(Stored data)
================================

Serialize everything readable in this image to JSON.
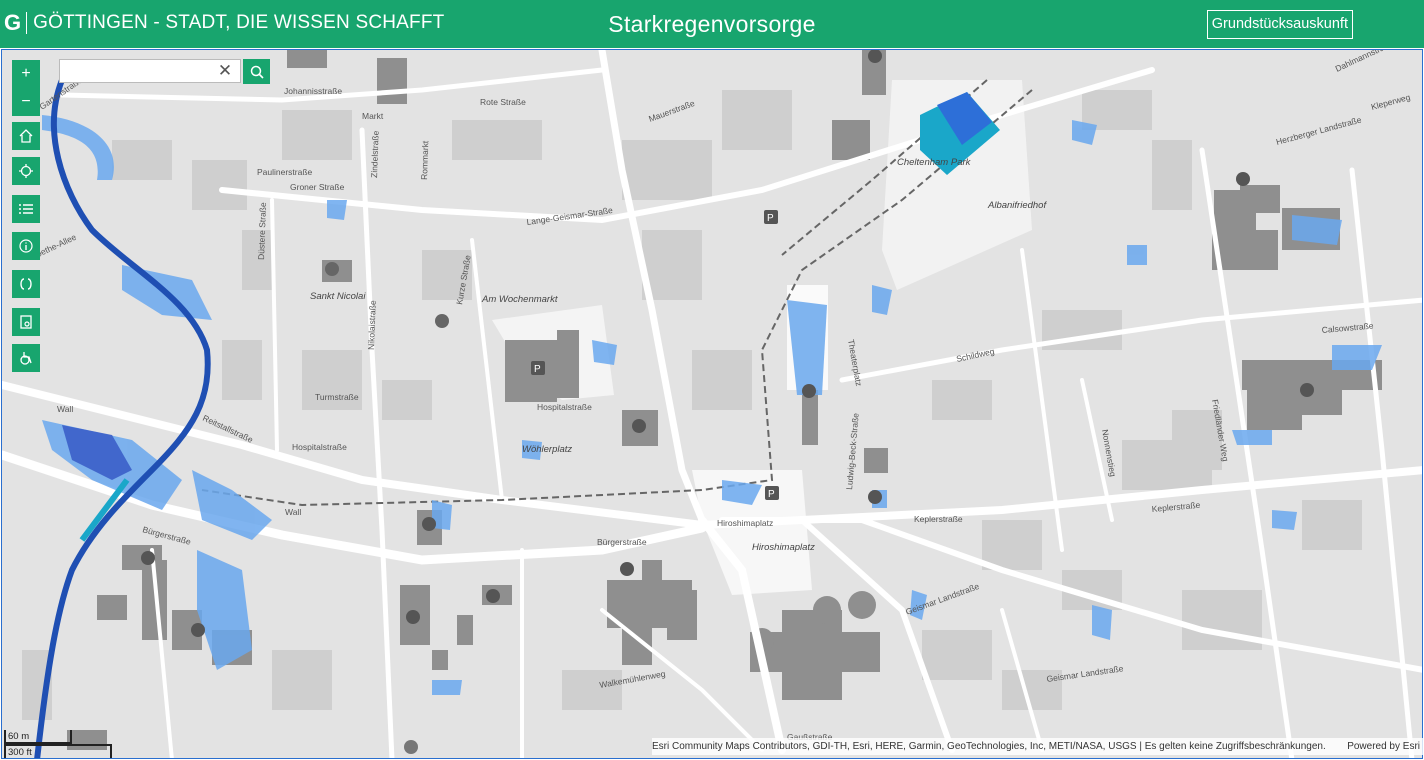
{
  "header": {
    "logo_mark": "G",
    "logo_text": "GÖTTINGEN - STADT, DIE WISSEN SCHAFFT",
    "title": "Starkregenvorsorge",
    "parcel_button": "Grundstücksauskunft"
  },
  "colors": {
    "brand_green": "#18a56e",
    "water_light": "#6aa8ee",
    "water_dark": "#1f4fb3",
    "building": "#8f8f8f"
  },
  "search": {
    "value": "",
    "placeholder": ""
  },
  "controls": [
    {
      "name": "zoom-in",
      "icon": "plus-icon"
    },
    {
      "name": "zoom-out",
      "icon": "minus-icon"
    },
    {
      "name": "home",
      "icon": "home-icon"
    },
    {
      "name": "locate",
      "icon": "locate-icon"
    },
    {
      "name": "layer-list",
      "icon": "list-icon"
    },
    {
      "name": "info",
      "icon": "info-icon"
    },
    {
      "name": "swipe",
      "icon": "swipe-icon"
    },
    {
      "name": "print",
      "icon": "print-icon"
    },
    {
      "name": "accessibility",
      "icon": "wheelchair-icon"
    }
  ],
  "map_labels": {
    "roter_strasse": "Rote Straße",
    "johannisstrasse": "Johannisstraße",
    "markt": "Markt",
    "paulinerstrasse": "Paulinerstraße",
    "zindelstrasse": "Zindelstraße",
    "rommarkt": "Rommarkt",
    "groner_strasse": "Groner Straße",
    "lange_geismar": "Lange-Geismar-Straße",
    "mauerstrasse": "Mauerstraße",
    "cheltenham_park": "Cheltenham Park",
    "albanifriedhof": "Albanifriedhof",
    "sankt_nicolai": "Sankt Nicolai",
    "am_wochenmarkt": "Am Wochenmarkt",
    "hospitalstrasse": "Hospitalstraße",
    "turmstrasse": "Turmstraße",
    "woehlerplatz": "Wöhlerplatz",
    "buergerstrasse": "Bürgerstraße",
    "wall": "Wall",
    "hiroshimaplatz": "Hiroshimaplatz",
    "keplerstrasse": "Keplerstraße",
    "schildweg": "Schildweg",
    "geismar_landstrasse": "Geismar Landstraße",
    "gausstrasse": "Gaußstraße",
    "walkemuehlenweg": "Walkemühlenweg",
    "herzberger": "Herzberger Landstraße",
    "dahlmannstrasse": "Dahlmannstraße",
    "calsowstrasse": "Calsowstraße",
    "kleperweg": "Kleperweg",
    "gartenstrasse": "Gartenstraße",
    "reitstallstrasse": "Reitstallstraße",
    "goethe": "Goethe-Allee",
    "friedlaender": "Friedländer Weg",
    "nonnenstieg": "Nonnenstieg",
    "duestere": "Düstere Straße",
    "kurze_strasse": "Kurze Straße",
    "nikolaistrasse": "Nikolaistraße",
    "theaterplatz": "Theaterplatz",
    "ludwig_beck": "Ludwig-Beck-Straße"
  },
  "attribution": {
    "text": "Esri Community Maps Contributors, GDI-TH, Esri, HERE, Garmin, GeoTechnologies, Inc, METI/NASA, USGS | Es gelten keine Zugriffsbeschränkungen.",
    "powered": "Powered by Esri"
  },
  "scale": {
    "metric": "60 m",
    "imperial": "300 ft"
  }
}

================================

The task:
The records above must be printed exactly; the pictures stay out.

The solution:
Serialize everything readable in this image to JSON.
{
  "header": {
    "logo_mark": "G",
    "logo_text": "GÖTTINGEN - STADT, DIE WISSEN SCHAFFT",
    "title": "Starkregenvorsorge",
    "parcel_button": "Grundstücksauskunft"
  },
  "colors": {
    "brand_green": "#18a56e",
    "water_light": "#6aa8ee",
    "water_dark": "#1f4fb3",
    "building": "#8f8f8f"
  },
  "search": {
    "value": "",
    "placeholder": ""
  },
  "controls": [
    {
      "name": "zoom-in",
      "icon": "plus-icon"
    },
    {
      "name": "zoom-out",
      "icon": "minus-icon"
    },
    {
      "name": "home",
      "icon": "home-icon"
    },
    {
      "name": "locate",
      "icon": "locate-icon"
    },
    {
      "name": "layer-list",
      "icon": "list-icon"
    },
    {
      "name": "info",
      "icon": "info-icon"
    },
    {
      "name": "swipe",
      "icon": "swipe-icon"
    },
    {
      "name": "print",
      "icon": "print-icon"
    },
    {
      "name": "accessibility",
      "icon": "wheelchair-icon"
    }
  ],
  "map_labels": {
    "roter_strasse": "Rote Straße",
    "johannisstrasse": "Johannisstraße",
    "markt": "Markt",
    "paulinerstrasse": "Paulinerstraße",
    "zindelstrasse": "Zindelstraße",
    "rommarkt": "Rommarkt",
    "groner_strasse": "Groner Straße",
    "lange_geismar": "Lange-Geismar-Straße",
    "mauerstrasse": "Mauerstraße",
    "cheltenham_park": "Cheltenham Park",
    "albanifriedhof": "Albanifriedhof",
    "sankt_nicolai": "Sankt Nicolai",
    "am_wochenmarkt": "Am Wochenmarkt",
    "hospitalstrasse": "Hospitalstraße",
    "turmstrasse": "Turmstraße",
    "woehlerplatz": "Wöhlerplatz",
    "buergerstrasse": "Bürgerstraße",
    "wall": "Wall",
    "hiroshimaplatz": "Hiroshimaplatz",
    "keplerstrasse": "Keplerstraße",
    "schildweg": "Schildweg",
    "geismar_landstrasse": "Geismar Landstraße",
    "gausstrasse": "Gaußstraße",
    "walkemuehlenweg": "Walkemühlenweg",
    "herzberger": "Herzberger Landstraße",
    "dahlmannstrasse": "Dahlmannstraße",
    "calsowstrasse": "Calsowstraße",
    "kleperweg": "Kleperweg",
    "gartenstrasse": "Gartenstraße",
    "reitstallstrasse": "Reitstallstraße",
    "goethe": "Goethe-Allee",
    "friedlaender": "Friedländer Weg",
    "nonnenstieg": "Nonnenstieg",
    "duestere": "Düstere Straße",
    "kurze_strasse": "Kurze Straße",
    "nikolaistrasse": "Nikolaistraße",
    "theaterplatz": "Theaterplatz",
    "ludwig_beck": "Ludwig-Beck-Straße"
  },
  "attribution": {
    "text": "Esri Community Maps Contributors, GDI-TH, Esri, HERE, Garmin, GeoTechnologies, Inc, METI/NASA, USGS | Es gelten keine Zugriffsbeschränkungen.",
    "powered": "Powered by Esri"
  },
  "scale": {
    "metric": "60 m",
    "imperial": "300 ft"
  }
}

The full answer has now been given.